= Exercise =
Give the listing again character for character, but drop the images.

= Dataset records =
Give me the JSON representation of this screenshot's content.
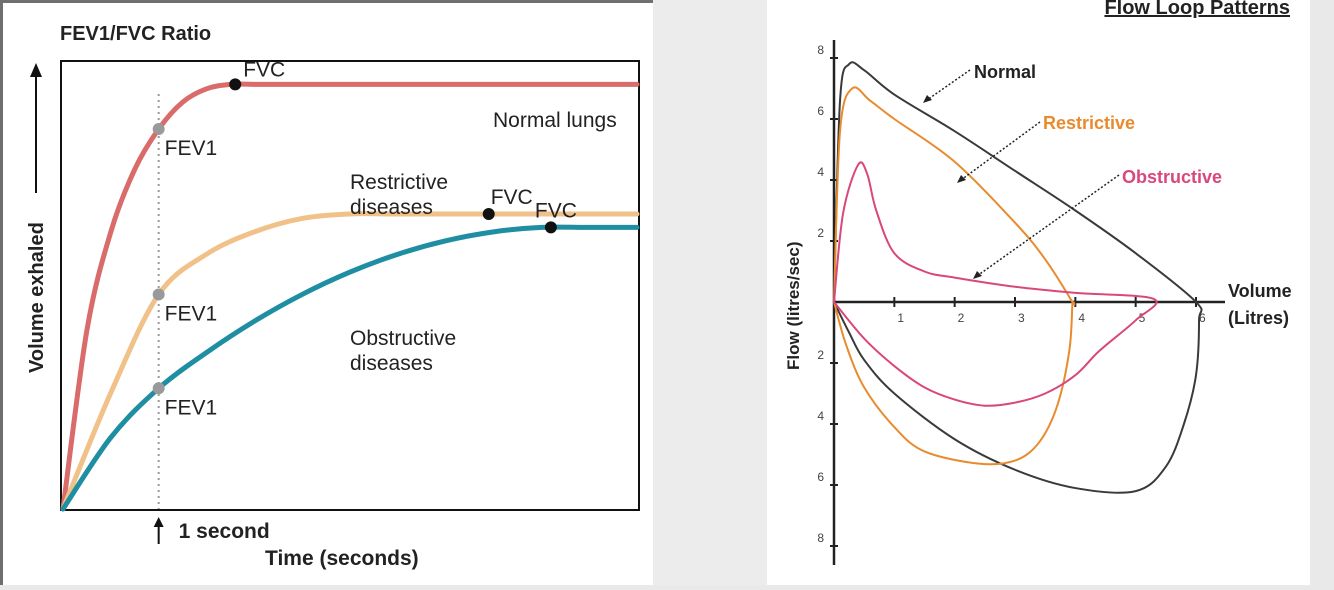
{
  "chart_data": [
    {
      "type": "line",
      "title": "FEV1/FVC Ratio",
      "xlabel": "Time (seconds)",
      "ylabel": "Volume exhaled",
      "x_marker_label": "1 second",
      "x_marker_value": 1,
      "xlim": [
        0,
        6
      ],
      "ylim": [
        0,
        1
      ],
      "grid": false,
      "legend": "none",
      "series": [
        {
          "name": "Normal lungs",
          "color": "#d96b6b",
          "x": [
            0,
            0.25,
            0.5,
            0.75,
            1.0,
            1.25,
            1.5,
            1.75,
            2.0,
            2.5,
            3.0,
            4.0,
            5.0,
            6.0
          ],
          "values": [
            0,
            0.4,
            0.62,
            0.76,
            0.85,
            0.91,
            0.94,
            0.95,
            0.95,
            0.95,
            0.95,
            0.95,
            0.95,
            0.95
          ],
          "fev1": {
            "x": 1.0,
            "y": 0.85,
            "label": "FEV1"
          },
          "fvc": {
            "x": 1.8,
            "y": 0.95,
            "label": "FVC"
          }
        },
        {
          "name": "Restrictive diseases",
          "color": "#f0c28a",
          "x": [
            0,
            0.5,
            1.0,
            1.5,
            2.0,
            2.5,
            3.0,
            3.5,
            4.0,
            4.5,
            5.0,
            5.5,
            6.0
          ],
          "values": [
            0,
            0.26,
            0.48,
            0.57,
            0.62,
            0.65,
            0.66,
            0.66,
            0.66,
            0.66,
            0.66,
            0.66,
            0.66
          ],
          "fev1": {
            "x": 1.0,
            "y": 0.48,
            "label": "FEV1"
          },
          "fvc": {
            "x": 4.45,
            "y": 0.66,
            "label": "FVC"
          }
        },
        {
          "name": "Obstructive diseases",
          "color": "#1f8ea3",
          "x": [
            0,
            0.5,
            1.0,
            1.5,
            2.0,
            2.5,
            3.0,
            3.5,
            4.0,
            4.5,
            5.0,
            5.5,
            6.0
          ],
          "values": [
            0,
            0.16,
            0.27,
            0.35,
            0.42,
            0.48,
            0.53,
            0.57,
            0.6,
            0.62,
            0.63,
            0.63,
            0.63
          ],
          "fev1": {
            "x": 1.0,
            "y": 0.27,
            "label": "FEV1"
          },
          "fvc": {
            "x": 5.1,
            "y": 0.63,
            "label": "FVC"
          }
        }
      ],
      "annotations": {
        "normal": "Normal lungs",
        "restrictive_line1": "Restrictive",
        "restrictive_line2": "diseases",
        "obstructive_line1": "Obstructive",
        "obstructive_line2": "diseases"
      }
    },
    {
      "type": "line",
      "title": "Flow Loop Patterns",
      "xlabel_line1": "Volume",
      "xlabel_line2": "(Litres)",
      "ylabel": "Flow (litres/sec)",
      "xlim": [
        0,
        6.5
      ],
      "ylim": [
        -8.5,
        8.5
      ],
      "x_ticks": [
        1,
        2,
        3,
        4,
        5,
        6
      ],
      "y_ticks_up": [
        2,
        4,
        6,
        8
      ],
      "y_ticks_down": [
        2,
        4,
        6,
        8
      ],
      "grid": false,
      "legend": "annotations",
      "series": [
        {
          "name": "Normal",
          "color": "#3a3a3a",
          "x": [
            0,
            0.1,
            0.25,
            0.5,
            1,
            2,
            3,
            4,
            5,
            6,
            6.05,
            6,
            5.8,
            5.5,
            5,
            4,
            3,
            2,
            1,
            0.5,
            0.25,
            0
          ],
          "values": [
            0,
            6.6,
            7.8,
            7.6,
            6.8,
            5.6,
            4.3,
            3.0,
            1.6,
            0,
            -0.6,
            -2.4,
            -4.0,
            -5.4,
            -6.2,
            -6.1,
            -5.5,
            -4.5,
            -3.0,
            -1.9,
            -1.0,
            0
          ]
        },
        {
          "name": "Restrictive",
          "color": "#e88b2e",
          "x": [
            0,
            0.1,
            0.3,
            0.6,
            1,
            2,
            3,
            3.5,
            3.95,
            3.95,
            3.9,
            3.7,
            3.4,
            3.0,
            2.4,
            1.5,
            1,
            0.5,
            0.2,
            0
          ],
          "values": [
            0,
            5.6,
            7.0,
            6.6,
            6.0,
            4.6,
            2.6,
            1.4,
            0,
            -0.1,
            -1.6,
            -3.4,
            -4.6,
            -5.2,
            -5.3,
            -4.9,
            -4.1,
            -2.8,
            -1.4,
            0
          ]
        },
        {
          "name": "Obstructive",
          "color": "#d9477d",
          "x": [
            0,
            0.15,
            0.4,
            0.55,
            0.7,
            1,
            1.5,
            2,
            3,
            4,
            5.3,
            5,
            4.4,
            4,
            3.5,
            3,
            2.5,
            2,
            1.5,
            1,
            0.5,
            0
          ],
          "values": [
            0,
            2.9,
            4.5,
            4.2,
            3.0,
            1.6,
            1.0,
            0.8,
            0.5,
            0.3,
            0.1,
            -0.6,
            -1.6,
            -2.4,
            -3.0,
            -3.3,
            -3.4,
            -3.2,
            -2.8,
            -2.1,
            -1.2,
            0
          ]
        }
      ],
      "annotations": {
        "normal": "Normal",
        "restrictive": "Restrictive",
        "obstructive": "Obstructive"
      }
    }
  ]
}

= Exercise answer =
Give me the JSON representation of this screenshot's content.
{
  "chart_data": [
    {
      "type": "line",
      "title": "FEV1/FVC Ratio",
      "xlabel": "Time (seconds)",
      "ylabel": "Volume exhaled",
      "x_marker_label": "1 second",
      "x_marker_value": 1,
      "xlim": [
        0,
        6
      ],
      "ylim": [
        0,
        1
      ],
      "grid": false,
      "legend": "none",
      "series": [
        {
          "name": "Normal lungs",
          "color": "#d96b6b",
          "x": [
            0,
            0.25,
            0.5,
            0.75,
            1.0,
            1.25,
            1.5,
            1.75,
            2.0,
            2.5,
            3.0,
            4.0,
            5.0,
            6.0
          ],
          "values": [
            0,
            0.4,
            0.62,
            0.76,
            0.85,
            0.91,
            0.94,
            0.95,
            0.95,
            0.95,
            0.95,
            0.95,
            0.95,
            0.95
          ],
          "fev1": {
            "x": 1.0,
            "y": 0.85,
            "label": "FEV1"
          },
          "fvc": {
            "x": 1.8,
            "y": 0.95,
            "label": "FVC"
          }
        },
        {
          "name": "Restrictive diseases",
          "color": "#f0c28a",
          "x": [
            0,
            0.5,
            1.0,
            1.5,
            2.0,
            2.5,
            3.0,
            3.5,
            4.0,
            4.5,
            5.0,
            5.5,
            6.0
          ],
          "values": [
            0,
            0.26,
            0.48,
            0.57,
            0.62,
            0.65,
            0.66,
            0.66,
            0.66,
            0.66,
            0.66,
            0.66,
            0.66
          ],
          "fev1": {
            "x": 1.0,
            "y": 0.48,
            "label": "FEV1"
          },
          "fvc": {
            "x": 4.45,
            "y": 0.66,
            "label": "FVC"
          }
        },
        {
          "name": "Obstructive diseases",
          "color": "#1f8ea3",
          "x": [
            0,
            0.5,
            1.0,
            1.5,
            2.0,
            2.5,
            3.0,
            3.5,
            4.0,
            4.5,
            5.0,
            5.5,
            6.0
          ],
          "values": [
            0,
            0.16,
            0.27,
            0.35,
            0.42,
            0.48,
            0.53,
            0.57,
            0.6,
            0.62,
            0.63,
            0.63,
            0.63
          ],
          "fev1": {
            "x": 1.0,
            "y": 0.27,
            "label": "FEV1"
          },
          "fvc": {
            "x": 5.1,
            "y": 0.63,
            "label": "FVC"
          }
        }
      ],
      "annotations": {
        "normal": "Normal lungs",
        "restrictive_line1": "Restrictive",
        "restrictive_line2": "diseases",
        "obstructive_line1": "Obstructive",
        "obstructive_line2": "diseases"
      }
    },
    {
      "type": "line",
      "title": "Flow Loop Patterns",
      "xlabel_line1": "Volume",
      "xlabel_line2": "(Litres)",
      "ylabel": "Flow (litres/sec)",
      "xlim": [
        0,
        6.5
      ],
      "ylim": [
        -8.5,
        8.5
      ],
      "x_ticks": [
        1,
        2,
        3,
        4,
        5,
        6
      ],
      "y_ticks_up": [
        2,
        4,
        6,
        8
      ],
      "y_ticks_down": [
        2,
        4,
        6,
        8
      ],
      "grid": false,
      "legend": "annotations",
      "series": [
        {
          "name": "Normal",
          "color": "#3a3a3a",
          "x": [
            0,
            0.1,
            0.25,
            0.5,
            1,
            2,
            3,
            4,
            5,
            6,
            6.05,
            6,
            5.8,
            5.5,
            5,
            4,
            3,
            2,
            1,
            0.5,
            0.25,
            0
          ],
          "values": [
            0,
            6.6,
            7.8,
            7.6,
            6.8,
            5.6,
            4.3,
            3.0,
            1.6,
            0,
            -0.6,
            -2.4,
            -4.0,
            -5.4,
            -6.2,
            -6.1,
            -5.5,
            -4.5,
            -3.0,
            -1.9,
            -1.0,
            0
          ]
        },
        {
          "name": "Restrictive",
          "color": "#e88b2e",
          "x": [
            0,
            0.1,
            0.3,
            0.6,
            1,
            2,
            3,
            3.5,
            3.95,
            3.95,
            3.9,
            3.7,
            3.4,
            3.0,
            2.4,
            1.5,
            1,
            0.5,
            0.2,
            0
          ],
          "values": [
            0,
            5.6,
            7.0,
            6.6,
            6.0,
            4.6,
            2.6,
            1.4,
            0,
            -0.1,
            -1.6,
            -3.4,
            -4.6,
            -5.2,
            -5.3,
            -4.9,
            -4.1,
            -2.8,
            -1.4,
            0
          ]
        },
        {
          "name": "Obstructive",
          "color": "#d9477d",
          "x": [
            0,
            0.15,
            0.4,
            0.55,
            0.7,
            1,
            1.5,
            2,
            3,
            4,
            5.3,
            5,
            4.4,
            4,
            3.5,
            3,
            2.5,
            2,
            1.5,
            1,
            0.5,
            0
          ],
          "values": [
            0,
            2.9,
            4.5,
            4.2,
            3.0,
            1.6,
            1.0,
            0.8,
            0.5,
            0.3,
            0.1,
            -0.6,
            -1.6,
            -2.4,
            -3.0,
            -3.3,
            -3.4,
            -3.2,
            -2.8,
            -2.1,
            -1.2,
            0
          ]
        }
      ],
      "annotations": {
        "normal": "Normal",
        "restrictive": "Restrictive",
        "obstructive": "Obstructive"
      }
    }
  ]
}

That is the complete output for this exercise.